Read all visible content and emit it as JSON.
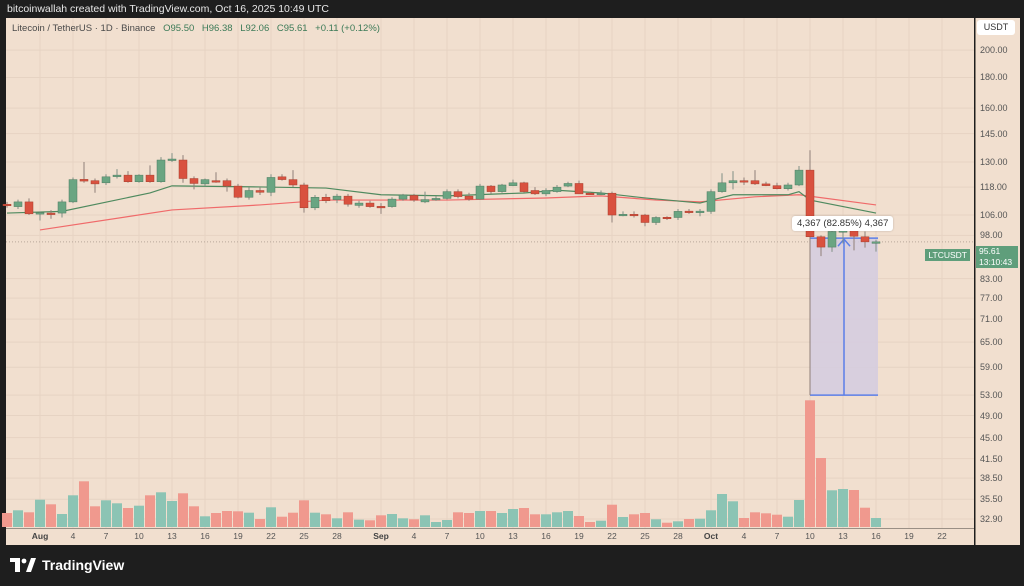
{
  "header": {
    "attribution": "bitcoinwallah created with TradingView.com, Oct 16, 2025 10:49 UTC"
  },
  "legend": {
    "symbol": "Litecoin / TetherUS · 1D · Binance",
    "open": "O95.50",
    "high": "H96.38",
    "low": "L92.06",
    "close": "C95.61",
    "change": "+0.11 (+0.12%)"
  },
  "axis": {
    "currency": "USDT",
    "price_ticks": [
      "200.00",
      "180.00",
      "160.00",
      "145.00",
      "130.00",
      "118.00",
      "106.00",
      "98.00",
      "83.00",
      "77.00",
      "71.00",
      "65.00",
      "59.00",
      "53.00",
      "49.00",
      "45.00",
      "41.50",
      "38.50",
      "35.50",
      "32.90"
    ],
    "time_labels": [
      {
        "t": "Aug",
        "i": 3,
        "bold": true
      },
      {
        "t": "4",
        "i": 6
      },
      {
        "t": "7",
        "i": 9
      },
      {
        "t": "10",
        "i": 12
      },
      {
        "t": "13",
        "i": 15
      },
      {
        "t": "16",
        "i": 18
      },
      {
        "t": "19",
        "i": 21
      },
      {
        "t": "22",
        "i": 24
      },
      {
        "t": "25",
        "i": 27
      },
      {
        "t": "28",
        "i": 30
      },
      {
        "t": "Sep",
        "i": 34,
        "bold": true
      },
      {
        "t": "4",
        "i": 37
      },
      {
        "t": "7",
        "i": 40
      },
      {
        "t": "10",
        "i": 43
      },
      {
        "t": "13",
        "i": 46
      },
      {
        "t": "16",
        "i": 49
      },
      {
        "t": "19",
        "i": 52
      },
      {
        "t": "22",
        "i": 55
      },
      {
        "t": "25",
        "i": 58
      },
      {
        "t": "28",
        "i": 61
      },
      {
        "t": "Oct",
        "i": 64,
        "bold": true
      },
      {
        "t": "4",
        "i": 67
      },
      {
        "t": "7",
        "i": 70
      },
      {
        "t": "10",
        "i": 73
      },
      {
        "t": "13",
        "i": 76
      },
      {
        "t": "16",
        "i": 79
      },
      {
        "t": "19",
        "i": 82
      },
      {
        "t": "22",
        "i": 85
      }
    ]
  },
  "last_price": {
    "symbol": "LTCUSDT",
    "price": "95.61",
    "countdown": "13:10:43",
    "value": 95.61
  },
  "measurement": {
    "label": "4,367 (82.85%) 4,367",
    "from_index": 73,
    "to_index": 79,
    "top_price": 97.0,
    "bottom_price": 53
  },
  "colors": {
    "up": "#6aa582",
    "down": "#d9513f",
    "vol_up": "#8cc4b4",
    "vol_down": "#f0998e",
    "ma_fast": "#4f8a5f",
    "ma_slow": "#f06a6a",
    "measure": "#5b7fe8"
  },
  "chart_data": {
    "type": "candlestick",
    "start_date": "Jul 29",
    "ohlc": [
      [
        110.5,
        111.5,
        109,
        110
      ],
      [
        109.5,
        112.5,
        108.5,
        111.5
      ],
      [
        111.5,
        113,
        106,
        106.5
      ],
      [
        106.5,
        107.5,
        103.8,
        107
      ],
      [
        106.8,
        108,
        104.5,
        106.4
      ],
      [
        106.8,
        112.5,
        105,
        111.5
      ],
      [
        111.5,
        122.5,
        111,
        121.5
      ],
      [
        121.6,
        130,
        120,
        120.8
      ],
      [
        121,
        122,
        115.5,
        119.5
      ],
      [
        120,
        124,
        119,
        122.8
      ],
      [
        123,
        126.5,
        122,
        123.6
      ],
      [
        123.6,
        125.5,
        120,
        120.5
      ],
      [
        120.5,
        124,
        120,
        123.6
      ],
      [
        123.6,
        128.3,
        120,
        120.5
      ],
      [
        120.5,
        132.5,
        120,
        131
      ],
      [
        131,
        134.5,
        130,
        131.5
      ],
      [
        131,
        133.5,
        120,
        122
      ],
      [
        122,
        123,
        117,
        119.7
      ],
      [
        119.5,
        122,
        118.5,
        121.5
      ],
      [
        121,
        125,
        120,
        120.8
      ],
      [
        121,
        122,
        116,
        118.5
      ],
      [
        118.5,
        119.5,
        113,
        113.5
      ],
      [
        113.5,
        118,
        112.5,
        116.5
      ],
      [
        116.5,
        118,
        114.5,
        115.7
      ],
      [
        115.7,
        124,
        114,
        122.5
      ],
      [
        122.8,
        124,
        121,
        121.5
      ],
      [
        121.5,
        126,
        118,
        119
      ],
      [
        119,
        120,
        107,
        109
      ],
      [
        109,
        114.5,
        108,
        113.5
      ],
      [
        113.5,
        115,
        111,
        112
      ],
      [
        112.5,
        115,
        111,
        114
      ],
      [
        114,
        115,
        109.5,
        110.5
      ],
      [
        110,
        112,
        109,
        111
      ],
      [
        111,
        112,
        109,
        109.5
      ],
      [
        109.6,
        111,
        106.5,
        109.5
      ],
      [
        109.5,
        113.5,
        109,
        112.7
      ],
      [
        112.7,
        115,
        112,
        114.5
      ],
      [
        114.3,
        115,
        111.5,
        112.3
      ],
      [
        111.5,
        116,
        111,
        112.5
      ],
      [
        112.9,
        114,
        112,
        113
      ],
      [
        113,
        117,
        112.5,
        116
      ],
      [
        116,
        117,
        113,
        113.8
      ],
      [
        114,
        115.5,
        112,
        112.7
      ],
      [
        112.7,
        119.5,
        112.5,
        118.5
      ],
      [
        118.5,
        119,
        115,
        116
      ],
      [
        116,
        119.5,
        115.5,
        119
      ],
      [
        118.7,
        121.5,
        118.5,
        120
      ],
      [
        120,
        120.5,
        115.5,
        116
      ],
      [
        116.5,
        118,
        114.5,
        115
      ],
      [
        115,
        117.5,
        114,
        116.5
      ],
      [
        116,
        119,
        115.5,
        118
      ],
      [
        118.5,
        120.5,
        118,
        119.7
      ],
      [
        119.7,
        121,
        115,
        115
      ],
      [
        115.3,
        116,
        114.5,
        115.2
      ],
      [
        115.2,
        116.5,
        114.5,
        115.3
      ],
      [
        115.3,
        116,
        103,
        106
      ],
      [
        106.3,
        107.5,
        105.5,
        106.3
      ],
      [
        106.3,
        107.5,
        105,
        106
      ],
      [
        106,
        106.5,
        101.5,
        103
      ],
      [
        103,
        105.5,
        102,
        105
      ],
      [
        105.1,
        105.5,
        104,
        105
      ],
      [
        105,
        108.5,
        104,
        107.5
      ],
      [
        107.6,
        108.5,
        106.5,
        107.5
      ],
      [
        107.5,
        108.5,
        105.5,
        107.6
      ],
      [
        107.5,
        117,
        106.5,
        116
      ],
      [
        116,
        124.5,
        115.5,
        120
      ],
      [
        120,
        125.5,
        117,
        121
      ],
      [
        121,
        122.5,
        119,
        120.9
      ],
      [
        121,
        126,
        119,
        119.5
      ],
      [
        119.5,
        120.5,
        118.5,
        118.7
      ],
      [
        118.7,
        120,
        117,
        117.3
      ],
      [
        117.3,
        120,
        116.5,
        119
      ],
      [
        119,
        128,
        118.5,
        126
      ],
      [
        126,
        136,
        53,
        97.5
      ],
      [
        97.5,
        98,
        90.5,
        93.7
      ],
      [
        93.7,
        101,
        92,
        99.5
      ],
      [
        99.6,
        100.5,
        95,
        99.8
      ],
      [
        99.8,
        100.5,
        92.5,
        97.7
      ],
      [
        97.5,
        99.5,
        93.5,
        95.6
      ],
      [
        95.5,
        96.38,
        92.06,
        95.61
      ]
    ],
    "volume_relative": [
      14,
      16.7,
      14.7,
      27.3,
      22.7,
      13,
      31.7,
      45.7,
      20.7,
      26.7,
      23.7,
      19,
      21.3,
      31.7,
      34.7,
      26,
      33.7,
      20.7,
      10.7,
      14,
      16,
      15.7,
      14.3,
      8,
      19.7,
      10.3,
      14.3,
      26.7,
      14.3,
      12.7,
      8.7,
      14.7,
      7.3,
      6.7,
      11.7,
      13,
      8.7,
      7.7,
      11.7,
      5,
      7,
      14.7,
      14,
      16,
      16,
      14,
      18,
      19,
      12.7,
      12.7,
      14.7,
      16,
      11,
      5,
      6.3,
      22.3,
      10,
      12.7,
      14,
      7.7,
      4.3,
      5.7,
      8,
      8.3,
      16.7,
      33,
      25.7,
      9,
      14.7,
      13.7,
      12.3,
      10.3,
      27,
      126.7,
      69,
      36.7,
      38,
      37,
      19.3,
      9
    ],
    "ma_fast": [
      [
        0,
        106.8
      ],
      [
        5,
        107.5
      ],
      [
        13,
        115.4
      ],
      [
        15,
        118.6
      ],
      [
        23,
        118.1
      ],
      [
        29,
        117.6
      ],
      [
        34,
        114.6
      ],
      [
        40,
        114.1
      ],
      [
        47,
        115.4
      ],
      [
        50,
        116.6
      ],
      [
        54,
        115.4
      ],
      [
        58,
        113.2
      ],
      [
        63,
        111.0
      ],
      [
        66,
        114.6
      ],
      [
        71,
        114.6
      ],
      [
        72,
        116.0
      ],
      [
        73,
        112.3
      ],
      [
        79,
        106.8
      ]
    ],
    "ma_slow": [
      [
        3,
        100.1
      ],
      [
        15,
        108.1
      ],
      [
        23,
        110.2
      ],
      [
        29,
        112.3
      ],
      [
        40,
        112.3
      ],
      [
        49,
        113.2
      ],
      [
        54,
        114.1
      ],
      [
        59,
        112.3
      ],
      [
        63,
        111.5
      ],
      [
        68,
        113.7
      ],
      [
        72,
        114.6
      ],
      [
        79,
        110.2
      ]
    ],
    "scale": "log"
  },
  "footer": {
    "brand": "TradingView"
  }
}
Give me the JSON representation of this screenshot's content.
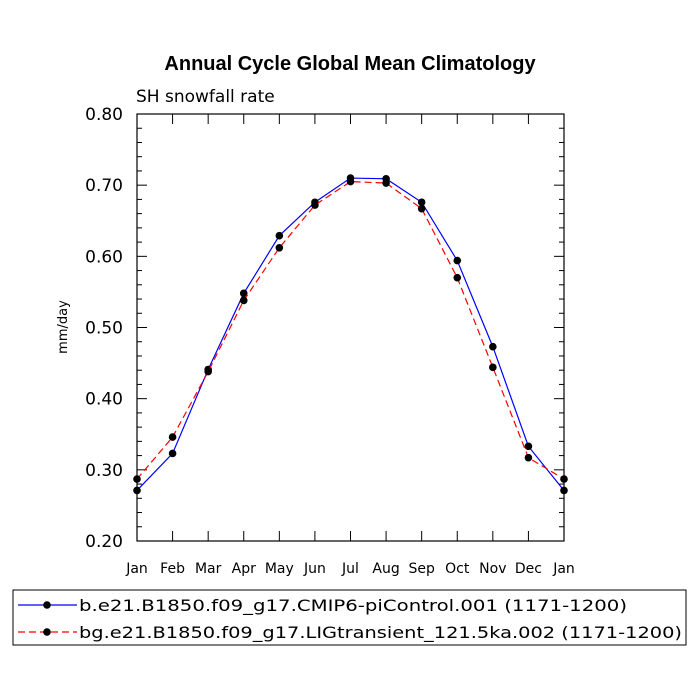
{
  "chart_data": {
    "type": "line",
    "title": "Annual Cycle Global Mean Climatology",
    "subtitle": "SH snowfall rate",
    "xlabel": "",
    "ylabel": "mm/day",
    "ylim": [
      0.2,
      0.8
    ],
    "yticks": [
      "0.20",
      "0.30",
      "0.40",
      "0.50",
      "0.60",
      "0.70",
      "0.80"
    ],
    "categories": [
      "Jan",
      "Feb",
      "Mar",
      "Apr",
      "May",
      "Jun",
      "Jul",
      "Aug",
      "Sep",
      "Oct",
      "Nov",
      "Dec",
      "Jan"
    ],
    "grid": false,
    "legend_position": "bottom",
    "series": [
      {
        "name": "b.e21.B1850.f09_g17.CMIP6-piControl.001 (1171-1200)",
        "color": "#0000ff",
        "line_style": "solid",
        "marker": "filled-circle",
        "values": [
          0.271,
          0.323,
          0.441,
          0.548,
          0.629,
          0.676,
          0.71,
          0.709,
          0.676,
          0.594,
          0.473,
          0.333,
          0.271
        ]
      },
      {
        "name": "bg.e21.B1850.f09_g17.LIGtransient_121.5ka.002 (1171-1200)",
        "color": "#ff0000",
        "line_style": "dashed",
        "marker": "filled-circle",
        "values": [
          0.287,
          0.346,
          0.438,
          0.538,
          0.612,
          0.672,
          0.705,
          0.703,
          0.667,
          0.57,
          0.444,
          0.317,
          0.287
        ]
      }
    ]
  }
}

* * * * * * *

Task to complete: Exactly the lines from the line containing "Give me the" through the last line of the entries above are to be quoted, both included, and nothing else. Pictures are left out.

Complete response:
Give me the JSON representation of this screenshot's content.
{
  "chart_data": {
    "type": "line",
    "title": "Annual Cycle Global Mean Climatology",
    "subtitle": "SH snowfall rate",
    "xlabel": "",
    "ylabel": "mm/day",
    "ylim": [
      0.2,
      0.8
    ],
    "yticks": [
      "0.20",
      "0.30",
      "0.40",
      "0.50",
      "0.60",
      "0.70",
      "0.80"
    ],
    "categories": [
      "Jan",
      "Feb",
      "Mar",
      "Apr",
      "May",
      "Jun",
      "Jul",
      "Aug",
      "Sep",
      "Oct",
      "Nov",
      "Dec",
      "Jan"
    ],
    "grid": false,
    "legend_position": "bottom",
    "series": [
      {
        "name": "b.e21.B1850.f09_g17.CMIP6-piControl.001 (1171-1200)",
        "color": "#0000ff",
        "line_style": "solid",
        "marker": "filled-circle",
        "values": [
          0.271,
          0.323,
          0.441,
          0.548,
          0.629,
          0.676,
          0.71,
          0.709,
          0.676,
          0.594,
          0.473,
          0.333,
          0.271
        ]
      },
      {
        "name": "bg.e21.B1850.f09_g17.LIGtransient_121.5ka.002 (1171-1200)",
        "color": "#ff0000",
        "line_style": "dashed",
        "marker": "filled-circle",
        "values": [
          0.287,
          0.346,
          0.438,
          0.538,
          0.612,
          0.672,
          0.705,
          0.703,
          0.667,
          0.57,
          0.444,
          0.317,
          0.287
        ]
      }
    ]
  }
}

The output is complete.